# EXTRACTED MATERIAL
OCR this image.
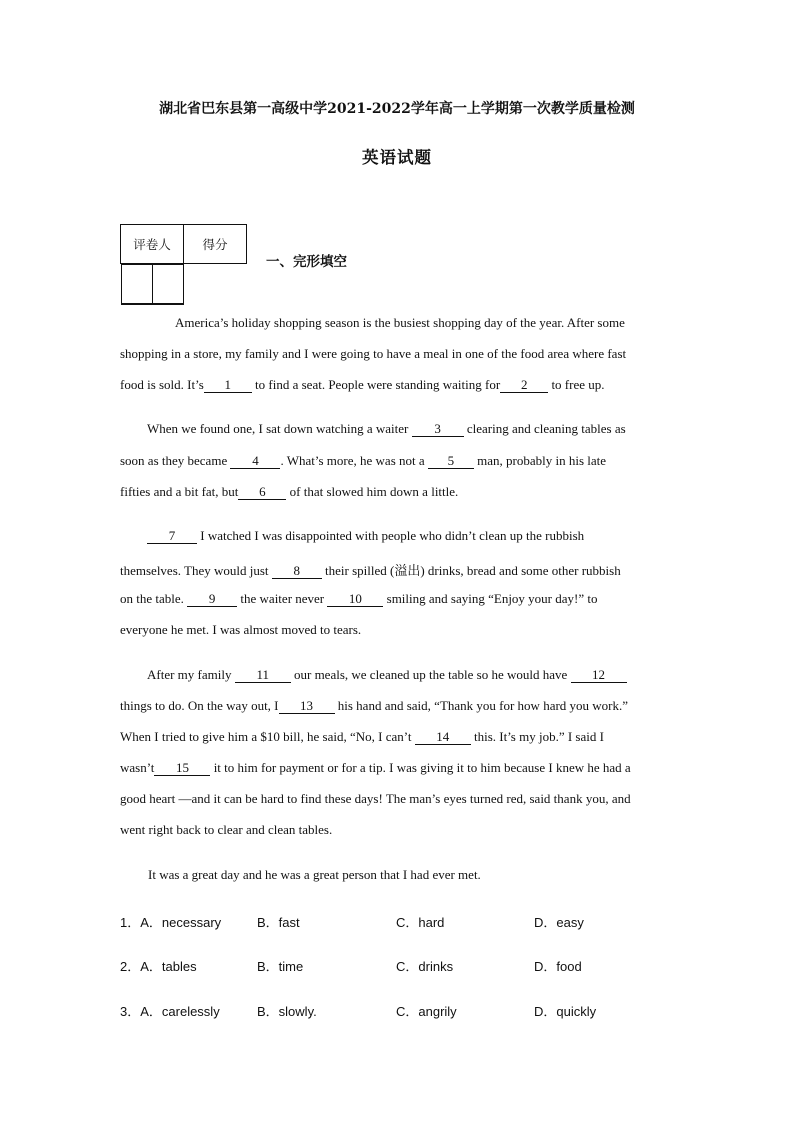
湖北省巴东县第一高级中学2021-2022学年高一上学期第一次教学质量检测
英语试题
评卷人	得分

一、完形填空
America’s holiday shopping season is the busiest shopping day of the year. After some
shopping in a store, my family and I were going to have a meal in one of the food area where fast
food is sold. It’s 1 to find a seat. People were standing waiting for 2 to free up.
When we found one, I sat down watching a waiter 3 clearing and cleaning tables as
soon as they became 4 . What’s more, he was not a 5 man, probably in his late
fifties and a bit fat, but 6 of that slowed him down a little.
7 I watched I was disappointed with people who didn’t clean up the rubbish
themselves. They would just 8 their spilled (溢出) drinks, bread and some other rubbish
on the table. 9 the waiter never 10 smiling and saying “Enjoy your day!” to
everyone he met. I was almost moved to tears.
After my family 11 our meals, we cleaned up the table so he would have 12
things to do. On the way out, I 13 his hand and said, “Thank you for how hard you work.”
When I tried to give him a $10 bill, he said, “No, I can’t 14 this. It’s my job.” I said I
wasn’t 15 it to him for payment or for a tip. I was giving it to him because I knew he had a
good heart —and it can be hard to find these days! The man’s eyes turned red, said thank you, and
went right back to clear and clean tables.
It was a great day and he was a great person that I had ever met.
1．A．necessary	B．fast	C．hard	D．easy
2．A．tables	B．time	C．drinks	D．food
3．A．carelessly	B．slowly.	C．angrily	D．quickly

# STATED TASK
Print all entries exactly. The images do not belong in the copy.

# RESULT BELOW
OCR this image.
湖北省巴东县第一高级中学2021-2022学年高一上学期第一次教学质量检测
英语试题
评卷人	得分

一、完形填空
America’s holiday shopping season is the busiest shopping day of the year. After some
shopping in a store, my family and I were going to have a meal in one of the food area where fast
food is sold. It’s 1 to find a seat. People were standing waiting for 2 to free up.
When we found one, I sat down watching a waiter 3 clearing and cleaning tables as
soon as they became 4 . What’s more, he was not a 5 man, probably in his late
fifties and a bit fat, but 6 of that slowed him down a little.
7 I watched I was disappointed with people who didn’t clean up the rubbish
themselves. They would just 8 their spilled (溢出) drinks, bread and some other rubbish
on the table. 9 the waiter never 10 smiling and saying “Enjoy your day!” to
everyone he met. I was almost moved to tears.
After my family 11 our meals, we cleaned up the table so he would have 12
things to do. On the way out, I 13 his hand and said, “Thank you for how hard you work.”
When I tried to give him a $10 bill, he said, “No, I can’t 14 this. It’s my job.” I said I
wasn’t 15 it to him for payment or for a tip. I was giving it to him because I knew he had a
good heart —and it can be hard to find these days! The man’s eyes turned red, said thank you, and
went right back to clear and clean tables.
It was a great day and he was a great person that I had ever met.
1．A．necessary	B．fast	C．hard	D．easy
2．A．tables	B．time	C．drinks	D．food
3．A．carelessly	B．slowly.	C．angrily	D．quickly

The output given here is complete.